-------- FRAGMENTO DEL TEXTO

La muerte no pilla de nuevas a nadie. Que esto tiene fecha de caducidad es algo que viene bien clarito en el contrato de la vida: tal como venimos, un día, nos iremos y veremos cómo otros se van. La vida tiene principio y tiene fin, nos guste menos o más, lo llevemos mejor o peor, y eso no es ninguna sorpresa.

Sin embargo, cuando la muerte toca de cerca y vemos vidas que se van es inevitable que volvamos a pensar en ello como si no supiésemos que existe, como algo inesperado por lo que esperamos nunca tener que pasar. A los que, como yo, creemos en el Cielo nos queda la esperanza del descanso eterno, la promesa de la vida mejor, lo verdaderamente bueno. Y aún contando con el arma del consuelo, lloramos. Otros, simplemente, lloran sin más.

----------------
-------- DATOS EXTRAÍDOS

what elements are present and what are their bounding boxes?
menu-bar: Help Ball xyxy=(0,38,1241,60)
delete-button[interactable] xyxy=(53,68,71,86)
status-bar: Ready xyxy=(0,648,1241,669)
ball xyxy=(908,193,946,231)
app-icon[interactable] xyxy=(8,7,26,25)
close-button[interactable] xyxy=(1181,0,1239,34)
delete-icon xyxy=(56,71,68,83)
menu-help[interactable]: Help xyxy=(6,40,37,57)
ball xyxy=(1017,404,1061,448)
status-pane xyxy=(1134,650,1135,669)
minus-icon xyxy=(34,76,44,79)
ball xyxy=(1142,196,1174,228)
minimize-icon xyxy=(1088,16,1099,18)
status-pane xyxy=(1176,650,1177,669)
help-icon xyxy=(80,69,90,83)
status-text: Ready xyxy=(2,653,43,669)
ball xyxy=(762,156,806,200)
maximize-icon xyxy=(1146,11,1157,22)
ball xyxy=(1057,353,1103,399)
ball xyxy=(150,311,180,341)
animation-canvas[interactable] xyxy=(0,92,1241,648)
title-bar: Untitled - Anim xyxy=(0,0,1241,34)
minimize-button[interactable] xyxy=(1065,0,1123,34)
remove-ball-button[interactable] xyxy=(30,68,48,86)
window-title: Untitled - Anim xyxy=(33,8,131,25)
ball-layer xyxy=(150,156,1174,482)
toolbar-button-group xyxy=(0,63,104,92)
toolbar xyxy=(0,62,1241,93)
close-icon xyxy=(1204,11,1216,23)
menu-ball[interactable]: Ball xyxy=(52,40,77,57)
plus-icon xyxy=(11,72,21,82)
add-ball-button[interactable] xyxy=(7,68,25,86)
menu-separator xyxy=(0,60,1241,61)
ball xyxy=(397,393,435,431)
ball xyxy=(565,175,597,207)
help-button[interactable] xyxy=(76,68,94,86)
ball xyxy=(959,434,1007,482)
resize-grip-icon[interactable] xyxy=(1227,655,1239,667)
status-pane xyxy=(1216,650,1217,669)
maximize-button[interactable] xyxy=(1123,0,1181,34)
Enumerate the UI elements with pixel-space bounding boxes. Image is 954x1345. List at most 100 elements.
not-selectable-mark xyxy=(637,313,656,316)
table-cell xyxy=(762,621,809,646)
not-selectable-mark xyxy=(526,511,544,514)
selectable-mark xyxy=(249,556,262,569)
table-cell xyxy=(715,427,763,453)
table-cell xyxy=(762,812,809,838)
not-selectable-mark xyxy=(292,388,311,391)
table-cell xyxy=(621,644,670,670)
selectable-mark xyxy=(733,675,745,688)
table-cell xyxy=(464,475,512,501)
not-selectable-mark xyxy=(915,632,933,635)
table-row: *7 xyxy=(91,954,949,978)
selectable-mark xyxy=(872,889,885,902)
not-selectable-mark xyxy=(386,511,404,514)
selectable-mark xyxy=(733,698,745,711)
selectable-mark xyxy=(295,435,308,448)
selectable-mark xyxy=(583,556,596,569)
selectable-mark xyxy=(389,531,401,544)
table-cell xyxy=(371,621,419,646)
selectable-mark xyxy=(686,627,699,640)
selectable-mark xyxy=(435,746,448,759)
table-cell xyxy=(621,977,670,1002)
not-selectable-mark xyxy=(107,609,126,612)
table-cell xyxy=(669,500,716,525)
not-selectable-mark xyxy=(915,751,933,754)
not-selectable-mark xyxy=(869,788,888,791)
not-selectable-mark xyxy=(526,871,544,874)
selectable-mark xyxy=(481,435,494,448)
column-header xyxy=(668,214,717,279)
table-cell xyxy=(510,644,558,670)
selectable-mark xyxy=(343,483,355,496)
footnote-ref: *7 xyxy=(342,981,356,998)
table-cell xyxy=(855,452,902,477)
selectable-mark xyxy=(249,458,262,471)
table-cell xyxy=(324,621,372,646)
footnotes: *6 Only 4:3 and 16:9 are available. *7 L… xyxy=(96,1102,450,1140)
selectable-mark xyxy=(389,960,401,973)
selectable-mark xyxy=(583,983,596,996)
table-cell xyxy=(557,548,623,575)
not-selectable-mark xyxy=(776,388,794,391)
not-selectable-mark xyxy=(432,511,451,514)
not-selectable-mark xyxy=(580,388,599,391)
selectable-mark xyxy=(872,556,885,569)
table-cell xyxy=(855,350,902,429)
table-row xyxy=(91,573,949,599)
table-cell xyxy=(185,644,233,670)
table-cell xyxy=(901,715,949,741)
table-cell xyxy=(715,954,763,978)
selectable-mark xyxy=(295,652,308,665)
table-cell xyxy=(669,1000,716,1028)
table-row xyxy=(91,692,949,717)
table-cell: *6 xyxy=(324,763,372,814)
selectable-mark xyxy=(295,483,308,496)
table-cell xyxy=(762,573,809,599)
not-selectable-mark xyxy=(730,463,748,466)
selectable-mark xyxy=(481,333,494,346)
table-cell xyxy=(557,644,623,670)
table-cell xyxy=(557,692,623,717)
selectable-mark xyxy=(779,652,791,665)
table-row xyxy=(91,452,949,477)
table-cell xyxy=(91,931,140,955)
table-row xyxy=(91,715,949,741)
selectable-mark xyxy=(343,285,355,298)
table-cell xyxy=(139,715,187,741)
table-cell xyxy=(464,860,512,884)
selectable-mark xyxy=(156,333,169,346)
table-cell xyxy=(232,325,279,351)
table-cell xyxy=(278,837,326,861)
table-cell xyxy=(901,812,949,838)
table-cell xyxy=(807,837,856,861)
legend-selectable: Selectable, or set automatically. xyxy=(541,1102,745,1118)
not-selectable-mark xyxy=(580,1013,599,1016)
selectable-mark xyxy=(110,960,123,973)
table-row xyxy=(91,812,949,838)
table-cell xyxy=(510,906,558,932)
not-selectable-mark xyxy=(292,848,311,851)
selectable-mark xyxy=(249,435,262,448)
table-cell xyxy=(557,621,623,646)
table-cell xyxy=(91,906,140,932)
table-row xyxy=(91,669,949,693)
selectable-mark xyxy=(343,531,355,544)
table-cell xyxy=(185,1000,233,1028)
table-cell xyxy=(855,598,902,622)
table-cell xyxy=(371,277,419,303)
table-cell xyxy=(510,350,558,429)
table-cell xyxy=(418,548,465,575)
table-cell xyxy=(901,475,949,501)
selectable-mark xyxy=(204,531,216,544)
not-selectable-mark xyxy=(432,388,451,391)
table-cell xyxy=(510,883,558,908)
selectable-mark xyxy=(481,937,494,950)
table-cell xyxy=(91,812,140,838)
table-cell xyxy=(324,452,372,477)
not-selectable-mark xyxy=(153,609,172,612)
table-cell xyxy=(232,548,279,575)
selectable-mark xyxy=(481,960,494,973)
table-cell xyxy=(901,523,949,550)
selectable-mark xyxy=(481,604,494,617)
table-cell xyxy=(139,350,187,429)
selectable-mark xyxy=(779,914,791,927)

----------------

| RETO |
Responde estas preguntas sobre el fragmento acerca de la muerte:
1. ¿Dónde viene "bien clarito" que esto tiene fecha de caducidad?
2. ¿Qué les queda a quienes creen en el Cielo?
3. Según la última oración, ¿qué hacen los otros?
Los registros no intervienen en esto.

| RESPUESTA COMPLETA |
1. En el contrato de la vida.
2. La esperanza del descanso eterno, la promesa de la vida mejor, lo verdaderamente bueno.
3. Lloran sin más.